→ WORKING DATA:

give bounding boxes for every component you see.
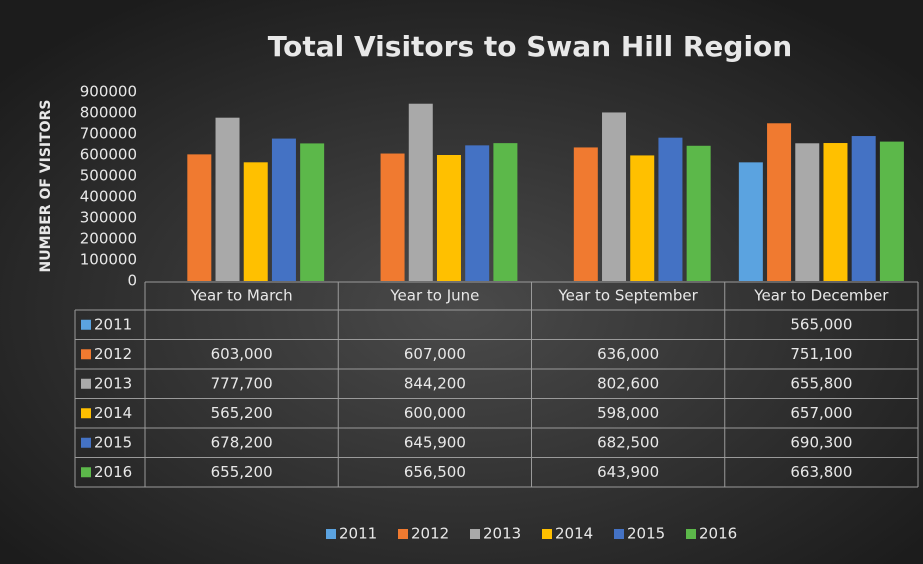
table-cell: 645,900: [404, 433, 466, 451]
table-cell: 678,200: [211, 433, 273, 451]
y-tick-label: 900000: [80, 83, 137, 101]
legend-label: 2016: [699, 525, 737, 543]
bar: [686, 145, 711, 281]
table-cell: 657,000: [790, 404, 852, 422]
y-tick-label: 0: [127, 272, 137, 290]
y-tick-label: 300000: [80, 209, 137, 227]
table-cell: 663,800: [790, 463, 852, 481]
table-cell: 844,200: [404, 374, 466, 392]
table-cell: 656,500: [404, 463, 466, 481]
table-row-label: 2012: [94, 345, 132, 363]
legend-label: 2013: [483, 525, 521, 543]
bar: [602, 112, 627, 281]
bar: [630, 155, 655, 281]
table-cell: 598,000: [597, 404, 659, 422]
table-legend-key: [81, 378, 91, 389]
legend-label: 2015: [627, 525, 665, 543]
table-cell: 636,000: [597, 345, 659, 363]
table-legend-key: [81, 349, 91, 360]
bar: [300, 143, 325, 281]
table-cell: 607,000: [404, 345, 466, 363]
bar: [851, 136, 876, 281]
table-cell: 802,600: [597, 374, 659, 392]
table-row-label: 2016: [94, 463, 132, 481]
bar: [243, 162, 268, 281]
legend-label: 2011: [339, 525, 377, 543]
chart-title: Total Visitors to Swan Hill Region: [268, 30, 792, 63]
bar: [380, 153, 405, 281]
table-legend-key: [81, 467, 91, 478]
y-tick-label: 400000: [80, 188, 137, 206]
bar: [215, 117, 240, 281]
y-tick-label: 700000: [80, 125, 137, 143]
table-cell: 603,000: [211, 345, 273, 363]
legend-key: [398, 529, 408, 539]
y-tick-label: 100000: [80, 251, 137, 269]
legend-key: [470, 529, 480, 539]
table-cell: 777,700: [211, 374, 273, 392]
table-legend-key: [81, 319, 91, 330]
table-cell: 565,000: [790, 315, 852, 333]
table-cell: 690,300: [790, 433, 852, 451]
legend-label: 2012: [411, 525, 449, 543]
bar: [823, 143, 848, 281]
bar: [738, 162, 763, 281]
legend-label: 2014: [555, 525, 593, 543]
y-tick-label: 500000: [80, 167, 137, 185]
table-cell: 655,800: [790, 374, 852, 392]
table-row-label: 2013: [94, 374, 132, 392]
bar: [408, 103, 433, 281]
table-cell: 565,200: [211, 404, 273, 422]
table-row-label: 2011: [94, 315, 132, 333]
table-legend-key: [81, 408, 91, 419]
bar: [767, 123, 792, 281]
bar: [795, 143, 820, 281]
table-cell: 682,500: [597, 433, 659, 451]
table-row-label: 2015: [94, 433, 132, 451]
table-row-label: 2014: [94, 404, 132, 422]
table-cell: 751,100: [790, 345, 852, 363]
y-tick-label: 200000: [80, 230, 137, 248]
bar: [493, 143, 518, 281]
bar: [187, 154, 212, 281]
table-cell: 643,900: [597, 463, 659, 481]
table-legend-key: [81, 437, 91, 448]
y-axis-label: NUMBER OF VISITORS: [38, 100, 54, 273]
x-tick-label: Year to March: [190, 287, 293, 305]
y-tick-label: 600000: [80, 146, 137, 164]
table-cell: 655,200: [211, 463, 273, 481]
legend-key: [326, 529, 336, 539]
legend-key: [542, 529, 552, 539]
x-tick-label: Year to September: [557, 287, 698, 305]
x-tick-label: Year to June: [389, 287, 479, 305]
bar: [658, 137, 683, 281]
bar: [573, 147, 598, 281]
legend-key: [686, 529, 696, 539]
table-cell: 600,000: [404, 404, 466, 422]
y-tick-label: 800000: [80, 104, 137, 122]
legend-key: [614, 529, 624, 539]
bar: [465, 145, 490, 281]
x-tick-label: Year to December: [753, 287, 889, 305]
bar: [436, 155, 461, 281]
bar: [879, 141, 904, 281]
bar: [271, 138, 296, 281]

→ REQUEST: Lay out the listing above as a numbered list, one entry per line, with blank lines dropped and any pictures left out.

→ FINISHED ANSWER:
1. give bounding boxes for every component you see.
2. table-cell: 645,900: [404, 433, 466, 451]
3. table-cell: 678,200: [211, 433, 273, 451]
4. y-tick-label: 900000: [80, 83, 137, 101]
5. legend-label: 2016: [699, 525, 737, 543]
6. bar: [686, 145, 711, 281]
7. table-cell: 657,000: [790, 404, 852, 422]
8. y-tick-label: 0: [127, 272, 137, 290]
9. y-tick-label: 300000: [80, 209, 137, 227]
10. table-cell: 663,800: [790, 463, 852, 481]
11. table-cell: 844,200: [404, 374, 466, 392]
12. table-cell: 656,500: [404, 463, 466, 481]
13. table-row-label: 2012: [94, 345, 132, 363]
14. legend-label: 2013: [483, 525, 521, 543]
15. bar: [602, 112, 627, 281]
16. bar: [630, 155, 655, 281]
17. table-cell: 598,000: [597, 404, 659, 422]
18. table-legend-key: [81, 378, 91, 389]
19. legend-label: 2015: [627, 525, 665, 543]
20. table-cell: 636,000: [597, 345, 659, 363]
21. table-legend-key: [81, 349, 91, 360]
22. bar: [300, 143, 325, 281]
23. table-cell: 607,000: [404, 345, 466, 363]
24. bar: [851, 136, 876, 281]
25. table-cell: 802,600: [597, 374, 659, 392]
26. table-row-label: 2016: [94, 463, 132, 481]
27. bar: [243, 162, 268, 281]
28. legend-label: 2011: [339, 525, 377, 543]
29. chart-title: Total Visitors to Swan Hill Region: [268, 30, 792, 63]
30. bar: [380, 153, 405, 281]
31. table-legend-key: [81, 467, 91, 478]
32. y-tick-label: 400000: [80, 188, 137, 206]
33. bar: [215, 117, 240, 281]
34. y-tick-label: 700000: [80, 125, 137, 143]
35. table-cell: 603,000: [211, 345, 273, 363]
36. legend-key: [398, 529, 408, 539]
37. y-tick-label: 100000: [80, 251, 137, 269]
38. legend-key: [470, 529, 480, 539]
39. table-cell: 777,700: [211, 374, 273, 392]
40. table-legend-key: [81, 319, 91, 330]
41. table-cell: 565,000: [790, 315, 852, 333]
42. table-cell: 690,300: [790, 433, 852, 451]
43. legend-label: 2012: [411, 525, 449, 543]
44. bar: [823, 143, 848, 281]
45. bar: [738, 162, 763, 281]
46. legend-label: 2014: [555, 525, 593, 543]
47. y-tick-label: 500000: [80, 167, 137, 185]
48. table-cell: 655,800: [790, 374, 852, 392]
49. table-row-label: 2013: [94, 374, 132, 392]
50. bar: [408, 103, 433, 281]
51. table-cell: 565,200: [211, 404, 273, 422]
52. table-row-label: 2011: [94, 315, 132, 333]
53. table-legend-key: [81, 408, 91, 419]
54. bar: [767, 123, 792, 281]
55. bar: [795, 143, 820, 281]
56. table-cell: 682,500: [597, 433, 659, 451]
57. table-row-label: 2015: [94, 433, 132, 451]
58. table-row-label: 2014: [94, 404, 132, 422]
59. table-cell: 751,100: [790, 345, 852, 363]
60. y-tick-label: 200000: [80, 230, 137, 248]
61. bar: [493, 143, 518, 281]
62. bar: [187, 154, 212, 281]
63. table-cell: 643,900: [597, 463, 659, 481]
64. table-legend-key: [81, 437, 91, 448]
65. y-axis-label: NUMBER OF VISITORS: [38, 100, 54, 273]
66. x-tick-label: Year to March: [190, 287, 293, 305]
67. y-tick-label: 600000: [80, 146, 137, 164]
68. table-cell: 655,200: [211, 463, 273, 481]
69. legend-key: [326, 529, 336, 539]
70. legend-key: [542, 529, 552, 539]
71. x-tick-label: Year to September: [557, 287, 698, 305]
72. x-tick-label: Year to June: [389, 287, 479, 305]
73. bar: [658, 137, 683, 281]
74. bar: [573, 147, 598, 281]
75. legend-key: [686, 529, 696, 539]
76. table-cell: 600,000: [404, 404, 466, 422]
77. y-tick-label: 800000: [80, 104, 137, 122]
78. legend-key: [614, 529, 624, 539]
79. bar: [465, 145, 490, 281]
80. x-tick-label: Year to December: [753, 287, 889, 305]
81. bar: [436, 155, 461, 281]
82. bar: [879, 141, 904, 281]
83. bar: [271, 138, 296, 281]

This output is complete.